(TASK DESCRIPTION): Report the number of lines that include "subtitle", with no additional text.

Dataset listings of figures
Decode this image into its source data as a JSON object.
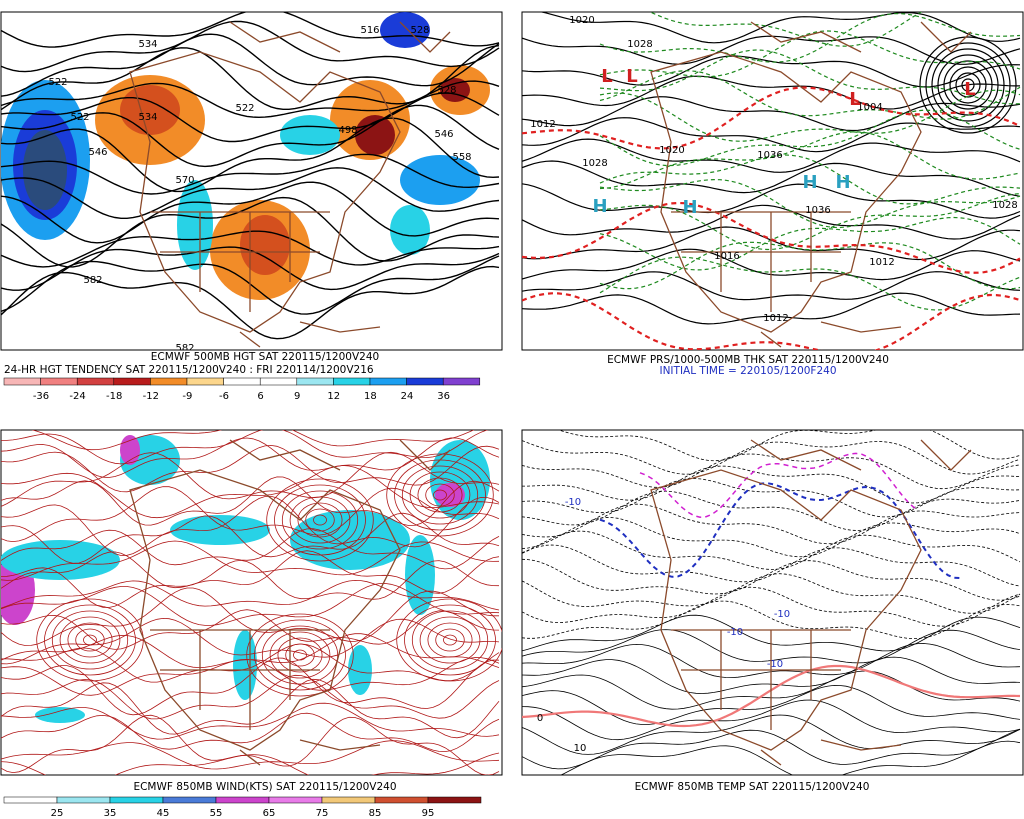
{
  "panels": [
    {
      "title": "ECMWF 500MB HGT SAT 220115/1200V240",
      "subtitle": "24-HR HGT TENDENCY SAT 220115/1200V240 : FRI 220114/1200V216",
      "colorbar": [
        "-36",
        "-24",
        "-18",
        "-12",
        "-9",
        "-6",
        "6",
        "9",
        "12",
        "18",
        "24",
        "36"
      ],
      "labels": [
        "534",
        "522",
        "522",
        "546",
        "534",
        "522",
        "498",
        "528",
        "546",
        "558",
        "582",
        "582",
        "570",
        "516",
        "528"
      ]
    },
    {
      "title": "ECMWF PRS/1000-500MB THK SAT 220115/1200V240",
      "subtitle": "INITIAL TIME = 220105/1200F240",
      "labels": [
        "1028",
        "1012",
        "1028",
        "1020",
        "1036",
        "1004",
        "1036",
        "1028",
        "1012",
        "1016",
        "1012",
        "1020"
      ],
      "markers": [
        "H",
        "H",
        "H",
        "H",
        "L",
        "L",
        "L",
        "L"
      ]
    },
    {
      "title": "ECMWF 850MB WIND(KTS) SAT 220115/1200V240",
      "colorbar": [
        "25",
        "35",
        "45",
        "55",
        "65",
        "75",
        "85",
        "95"
      ]
    },
    {
      "title": "ECMWF 850MB TEMP SAT 220115/1200V240",
      "labels": [
        "-10",
        "-10",
        "-10",
        "-10",
        "0",
        "10"
      ]
    }
  ]
}
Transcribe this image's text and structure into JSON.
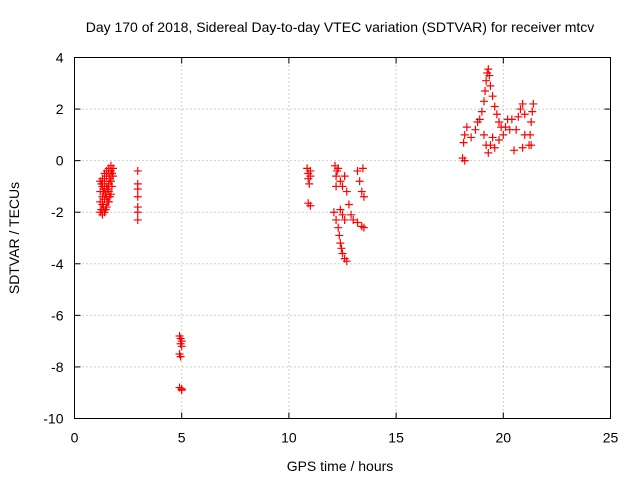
{
  "chart_data": {
    "type": "scatter",
    "title": "Day 170 of 2018, Sidereal Day-to-day VTEC variation (SDTVAR) for receiver mtcv",
    "xlabel": "GPS time / hours",
    "ylabel": "SDTVAR / TECUs",
    "xlim": [
      0,
      25
    ],
    "ylim": [
      -10,
      4
    ],
    "xticks": [
      0,
      5,
      10,
      15,
      20,
      25
    ],
    "xtick_labels": [
      "0",
      "5",
      "10",
      "15",
      "20",
      "25"
    ],
    "yticks": [
      -10,
      -8,
      -6,
      -4,
      -2,
      0,
      2,
      4
    ],
    "ytick_labels": [
      "-10",
      "-8",
      "-6",
      "-4",
      "-2",
      "0",
      "2",
      "4"
    ],
    "grid": true,
    "marker": "+",
    "color": "#ff0000",
    "series": [
      {
        "name": "SDTVAR",
        "points": [
          [
            1.2,
            -2.0
          ],
          [
            1.2,
            -1.6
          ],
          [
            1.2,
            -1.2
          ],
          [
            1.2,
            -0.8
          ],
          [
            1.25,
            -1.9
          ],
          [
            1.25,
            -0.9
          ],
          [
            1.3,
            -2.1
          ],
          [
            1.3,
            -1.7
          ],
          [
            1.3,
            -1.4
          ],
          [
            1.3,
            -1.0
          ],
          [
            1.3,
            -0.7
          ],
          [
            1.35,
            -1.8
          ],
          [
            1.35,
            -1.2
          ],
          [
            1.4,
            -2.0
          ],
          [
            1.4,
            -1.5
          ],
          [
            1.4,
            -1.1
          ],
          [
            1.4,
            -0.8
          ],
          [
            1.4,
            -0.5
          ],
          [
            1.45,
            -1.9
          ],
          [
            1.45,
            -1.3
          ],
          [
            1.5,
            -1.8
          ],
          [
            1.5,
            -1.4
          ],
          [
            1.5,
            -1.0
          ],
          [
            1.5,
            -0.6
          ],
          [
            1.5,
            -0.4
          ],
          [
            1.55,
            -1.6
          ],
          [
            1.55,
            -1.1
          ],
          [
            1.6,
            -1.6
          ],
          [
            1.6,
            -1.2
          ],
          [
            1.6,
            -0.9
          ],
          [
            1.6,
            -0.5
          ],
          [
            1.6,
            -0.3
          ],
          [
            1.65,
            -1.4
          ],
          [
            1.65,
            -0.7
          ],
          [
            1.7,
            -1.3
          ],
          [
            1.7,
            -0.8
          ],
          [
            1.7,
            -0.4
          ],
          [
            1.7,
            -0.2
          ],
          [
            1.75,
            -1.0
          ],
          [
            1.75,
            -0.5
          ],
          [
            1.8,
            -0.6
          ],
          [
            1.8,
            -0.3
          ],
          [
            2.95,
            -0.4
          ],
          [
            2.95,
            -0.9
          ],
          [
            2.95,
            -1.1
          ],
          [
            2.95,
            -1.4
          ],
          [
            2.95,
            -1.8
          ],
          [
            2.95,
            -2.0
          ],
          [
            2.95,
            -2.3
          ],
          [
            4.9,
            -6.8
          ],
          [
            4.95,
            -6.9
          ],
          [
            4.95,
            -7.1
          ],
          [
            5.0,
            -7.0
          ],
          [
            5.0,
            -7.2
          ],
          [
            4.9,
            -7.5
          ],
          [
            4.95,
            -7.6
          ],
          [
            4.9,
            -8.8
          ],
          [
            5.0,
            -8.9
          ],
          [
            5.0,
            -8.85
          ],
          [
            10.85,
            -0.3
          ],
          [
            10.9,
            -0.5
          ],
          [
            10.9,
            -0.7
          ],
          [
            10.95,
            -0.9
          ],
          [
            11.0,
            -0.6
          ],
          [
            11.0,
            -0.4
          ],
          [
            10.9,
            -1.65
          ],
          [
            11.0,
            -1.75
          ],
          [
            12.15,
            -0.2
          ],
          [
            12.2,
            -0.6
          ],
          [
            12.2,
            -1.0
          ],
          [
            12.25,
            -0.4
          ],
          [
            12.3,
            -0.3
          ],
          [
            12.1,
            -2.0
          ],
          [
            12.2,
            -2.3
          ],
          [
            12.3,
            -2.6
          ],
          [
            12.35,
            -2.9
          ],
          [
            12.4,
            -3.2
          ],
          [
            12.45,
            -3.4
          ],
          [
            12.5,
            -3.6
          ],
          [
            12.6,
            -3.8
          ],
          [
            12.7,
            -3.9
          ],
          [
            12.4,
            -1.9
          ],
          [
            12.5,
            -2.1
          ],
          [
            12.6,
            -2.3
          ],
          [
            12.4,
            -0.8
          ],
          [
            12.5,
            -1.0
          ],
          [
            12.6,
            -0.6
          ],
          [
            12.7,
            -1.2
          ],
          [
            12.8,
            -1.7
          ],
          [
            12.9,
            -2.1
          ],
          [
            13.0,
            -2.3
          ],
          [
            13.2,
            -2.4
          ],
          [
            13.4,
            -2.55
          ],
          [
            13.5,
            -2.6
          ],
          [
            13.2,
            -0.4
          ],
          [
            13.3,
            -0.8
          ],
          [
            13.4,
            -1.2
          ],
          [
            13.45,
            -0.3
          ],
          [
            13.5,
            -1.4
          ],
          [
            18.1,
            0.1
          ],
          [
            18.2,
            0.0
          ],
          [
            18.15,
            0.7
          ],
          [
            18.2,
            1.0
          ],
          [
            18.3,
            1.3
          ],
          [
            18.5,
            0.9
          ],
          [
            18.7,
            1.2
          ],
          [
            18.8,
            1.5
          ],
          [
            18.9,
            1.6
          ],
          [
            19.0,
            1.9
          ],
          [
            19.1,
            2.3
          ],
          [
            19.15,
            2.7
          ],
          [
            19.2,
            3.1
          ],
          [
            19.25,
            3.4
          ],
          [
            19.3,
            3.55
          ],
          [
            19.35,
            3.3
          ],
          [
            19.4,
            2.9
          ],
          [
            19.5,
            2.5
          ],
          [
            19.6,
            2.1
          ],
          [
            19.7,
            1.8
          ],
          [
            19.8,
            1.5
          ],
          [
            19.9,
            1.3
          ],
          [
            19.1,
            1.0
          ],
          [
            19.2,
            0.6
          ],
          [
            19.3,
            0.3
          ],
          [
            19.4,
            0.6
          ],
          [
            19.5,
            0.9
          ],
          [
            19.6,
            0.5
          ],
          [
            19.8,
            0.8
          ],
          [
            20.0,
            1.0
          ],
          [
            20.1,
            1.3
          ],
          [
            20.2,
            1.6
          ],
          [
            20.3,
            1.2
          ],
          [
            20.4,
            1.6
          ],
          [
            20.5,
            0.4
          ],
          [
            20.6,
            1.2
          ],
          [
            20.7,
            1.7
          ],
          [
            20.8,
            2.0
          ],
          [
            20.9,
            2.2
          ],
          [
            21.0,
            1.8
          ],
          [
            21.0,
            1.0
          ],
          [
            20.9,
            0.5
          ],
          [
            21.2,
            0.6
          ],
          [
            21.25,
            1.0
          ],
          [
            21.3,
            1.5
          ],
          [
            21.35,
            1.9
          ],
          [
            21.4,
            2.2
          ],
          [
            21.3,
            0.6
          ]
        ]
      }
    ]
  }
}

(RESPONSE TO THIS EXERCISE): 2